TASK DESCRIPTION:
Make an exact copy of the records, with the images left out.

Begin INPUT

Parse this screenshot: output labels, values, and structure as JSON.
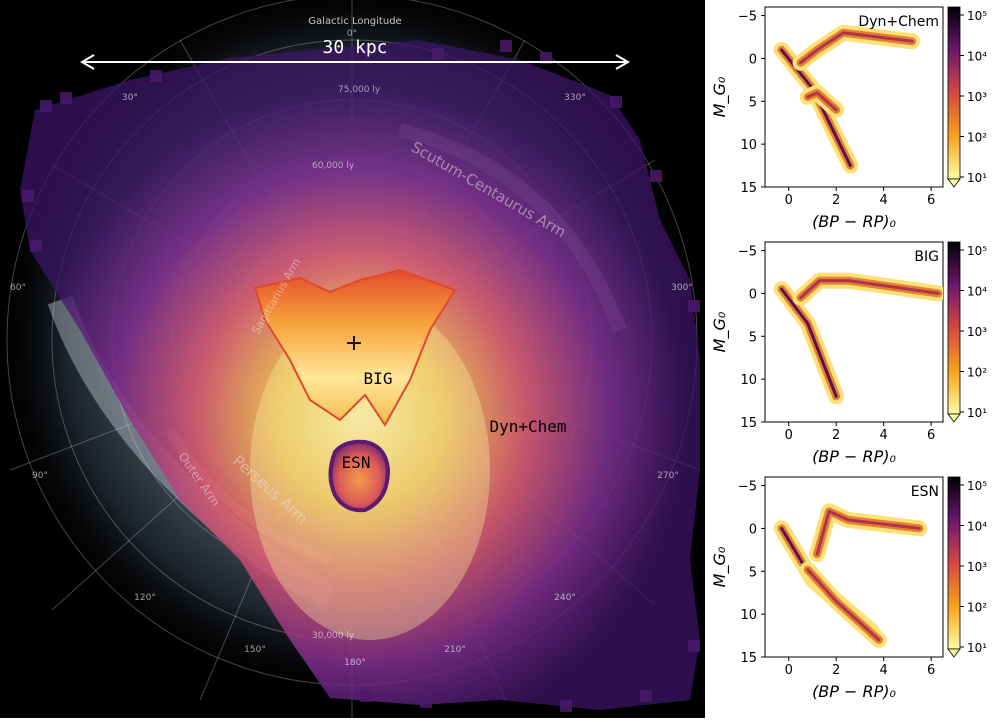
{
  "map": {
    "scale_label": "30 kpc",
    "axis_title": "Galactic Longitude",
    "longitude_labels": [
      "0°",
      "30°",
      "60°",
      "90°",
      "120°",
      "150°",
      "180°",
      "210°",
      "240°",
      "270°",
      "300°",
      "330°"
    ],
    "distance_labels": [
      "75,000 ly",
      "60,000 ly",
      "30,000 ly"
    ],
    "arm_labels": [
      "Scutum-Centaurus Arm",
      "Perseus Arm",
      "Outer Arm",
      "Sagittarius Arm"
    ],
    "region_labels": {
      "big": "BIG",
      "dyn_chem": "Dyn+Chem",
      "esn": "ESN"
    },
    "center_marker": "+",
    "colors": {
      "background": "#000000",
      "galaxy": "#8fa6b8",
      "low_density": "#4b1a6e",
      "mid_density": "#c0436b",
      "high_density": "#f3b53a",
      "peak_density": "#fff3b0"
    }
  },
  "chart_data": [
    {
      "type": "heatmap",
      "title": "Dyn+Chem",
      "xlabel": "(BP − RP)₀",
      "ylabel": "M_G₀",
      "xlim": [
        -1,
        6.5
      ],
      "ylim": [
        15,
        -6
      ],
      "xticks": [
        "0",
        "2",
        "4",
        "6"
      ],
      "yticks": [
        "−5",
        "0",
        "5",
        "10",
        "15"
      ],
      "colorbar": {
        "scale": "log",
        "ticks": [
          "10¹",
          "10²",
          "10³",
          "10⁴",
          "10⁵"
        ],
        "extend": "min"
      },
      "regions": [
        {
          "name": "main sequence",
          "points": [
            [
              -0.3,
              -1
            ],
            [
              1.0,
              3.5
            ],
            [
              2.6,
              12.5
            ]
          ]
        },
        {
          "name": "giant branch",
          "points": [
            [
              0.5,
              0.5
            ],
            [
              1.2,
              -1
            ],
            [
              2.3,
              -3
            ],
            [
              5.2,
              -2
            ]
          ]
        },
        {
          "name": "red clump",
          "points": [
            [
              0.8,
              4.5
            ],
            [
              1.2,
              4.0
            ],
            [
              2.0,
              6.0
            ]
          ]
        }
      ]
    },
    {
      "type": "heatmap",
      "title": "BIG",
      "xlabel": "(BP − RP)₀",
      "ylabel": "M_G₀",
      "xlim": [
        -1,
        6.5
      ],
      "ylim": [
        15,
        -6
      ],
      "xticks": [
        "0",
        "2",
        "4",
        "6"
      ],
      "yticks": [
        "−5",
        "0",
        "5",
        "10",
        "15"
      ],
      "colorbar": {
        "scale": "log",
        "ticks": [
          "10¹",
          "10²",
          "10³",
          "10⁴",
          "10⁵"
        ],
        "extend": "min"
      },
      "regions": [
        {
          "name": "main sequence",
          "points": [
            [
              -0.3,
              -0.5
            ],
            [
              0.8,
              3.5
            ],
            [
              2.0,
              12
            ]
          ]
        },
        {
          "name": "giant branch",
          "points": [
            [
              0.5,
              0.5
            ],
            [
              1.3,
              -1.5
            ],
            [
              2.5,
              -1.5
            ],
            [
              6.3,
              0
            ]
          ]
        }
      ]
    },
    {
      "type": "heatmap",
      "title": "ESN",
      "xlabel": "(BP − RP)₀",
      "ylabel": "M_G₀",
      "xlim": [
        -1,
        6.5
      ],
      "ylim": [
        15,
        -6
      ],
      "xticks": [
        "0",
        "2",
        "4",
        "6"
      ],
      "yticks": [
        "−5",
        "0",
        "5",
        "10",
        "15"
      ],
      "colorbar": {
        "scale": "log",
        "ticks": [
          "10¹",
          "10²",
          "10³",
          "10⁴",
          "10⁵"
        ],
        "extend": "min"
      },
      "regions": [
        {
          "name": "main sequence",
          "points": [
            [
              -0.3,
              0
            ],
            [
              1.0,
              6
            ],
            [
              3.5,
              12
            ]
          ]
        },
        {
          "name": "giant branch",
          "points": [
            [
              1.2,
              3
            ],
            [
              1.7,
              -2
            ],
            [
              2.5,
              -1
            ],
            [
              5.5,
              0
            ]
          ]
        },
        {
          "name": "binary sequence",
          "points": [
            [
              0.8,
              4.8
            ],
            [
              2.0,
              8.5
            ],
            [
              3.8,
              13
            ]
          ]
        }
      ]
    }
  ]
}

End INPUT

CORRECT RESPONSE:
Parse this screenshot: output labels, values, and structure as JSON.
{
  "map": {
    "scale_label": "30 kpc",
    "axis_title": "Galactic Longitude",
    "longitude_labels": [
      "0°",
      "30°",
      "60°",
      "90°",
      "120°",
      "150°",
      "180°",
      "210°",
      "240°",
      "270°",
      "300°",
      "330°"
    ],
    "distance_labels": [
      "75,000 ly",
      "60,000 ly",
      "30,000 ly"
    ],
    "arm_labels": [
      "Scutum-Centaurus Arm",
      "Perseus Arm",
      "Outer Arm",
      "Sagittarius Arm"
    ],
    "region_labels": {
      "big": "BIG",
      "dyn_chem": "Dyn+Chem",
      "esn": "ESN"
    },
    "center_marker": "+",
    "colors": {
      "background": "#000000",
      "galaxy": "#8fa6b8",
      "low_density": "#4b1a6e",
      "mid_density": "#c0436b",
      "high_density": "#f3b53a",
      "peak_density": "#fff3b0"
    }
  },
  "chart_data": [
    {
      "type": "heatmap",
      "title": "Dyn+Chem",
      "xlabel": "(BP − RP)₀",
      "ylabel": "M_G₀",
      "xlim": [
        -1,
        6.5
      ],
      "ylim": [
        15,
        -6
      ],
      "xticks": [
        "0",
        "2",
        "4",
        "6"
      ],
      "yticks": [
        "−5",
        "0",
        "5",
        "10",
        "15"
      ],
      "colorbar": {
        "scale": "log",
        "ticks": [
          "10¹",
          "10²",
          "10³",
          "10⁴",
          "10⁵"
        ],
        "extend": "min"
      },
      "regions": [
        {
          "name": "main sequence",
          "points": [
            [
              -0.3,
              -1
            ],
            [
              1.0,
              3.5
            ],
            [
              2.6,
              12.5
            ]
          ]
        },
        {
          "name": "giant branch",
          "points": [
            [
              0.5,
              0.5
            ],
            [
              1.2,
              -1
            ],
            [
              2.3,
              -3
            ],
            [
              5.2,
              -2
            ]
          ]
        },
        {
          "name": "red clump",
          "points": [
            [
              0.8,
              4.5
            ],
            [
              1.2,
              4.0
            ],
            [
              2.0,
              6.0
            ]
          ]
        }
      ]
    },
    {
      "type": "heatmap",
      "title": "BIG",
      "xlabel": "(BP − RP)₀",
      "ylabel": "M_G₀",
      "xlim": [
        -1,
        6.5
      ],
      "ylim": [
        15,
        -6
      ],
      "xticks": [
        "0",
        "2",
        "4",
        "6"
      ],
      "yticks": [
        "−5",
        "0",
        "5",
        "10",
        "15"
      ],
      "colorbar": {
        "scale": "log",
        "ticks": [
          "10¹",
          "10²",
          "10³",
          "10⁴",
          "10⁵"
        ],
        "extend": "min"
      },
      "regions": [
        {
          "name": "main sequence",
          "points": [
            [
              -0.3,
              -0.5
            ],
            [
              0.8,
              3.5
            ],
            [
              2.0,
              12
            ]
          ]
        },
        {
          "name": "giant branch",
          "points": [
            [
              0.5,
              0.5
            ],
            [
              1.3,
              -1.5
            ],
            [
              2.5,
              -1.5
            ],
            [
              6.3,
              0
            ]
          ]
        }
      ]
    },
    {
      "type": "heatmap",
      "title": "ESN",
      "xlabel": "(BP − RP)₀",
      "ylabel": "M_G₀",
      "xlim": [
        -1,
        6.5
      ],
      "ylim": [
        15,
        -6
      ],
      "xticks": [
        "0",
        "2",
        "4",
        "6"
      ],
      "yticks": [
        "−5",
        "0",
        "5",
        "10",
        "15"
      ],
      "colorbar": {
        "scale": "log",
        "ticks": [
          "10¹",
          "10²",
          "10³",
          "10⁴",
          "10⁵"
        ],
        "extend": "min"
      },
      "regions": [
        {
          "name": "main sequence",
          "points": [
            [
              -0.3,
              0
            ],
            [
              1.0,
              6
            ],
            [
              3.5,
              12
            ]
          ]
        },
        {
          "name": "giant branch",
          "points": [
            [
              1.2,
              3
            ],
            [
              1.7,
              -2
            ],
            [
              2.5,
              -1
            ],
            [
              5.5,
              0
            ]
          ]
        },
        {
          "name": "binary sequence",
          "points": [
            [
              0.8,
              4.8
            ],
            [
              2.0,
              8.5
            ],
            [
              3.8,
              13
            ]
          ]
        }
      ]
    }
  ]
}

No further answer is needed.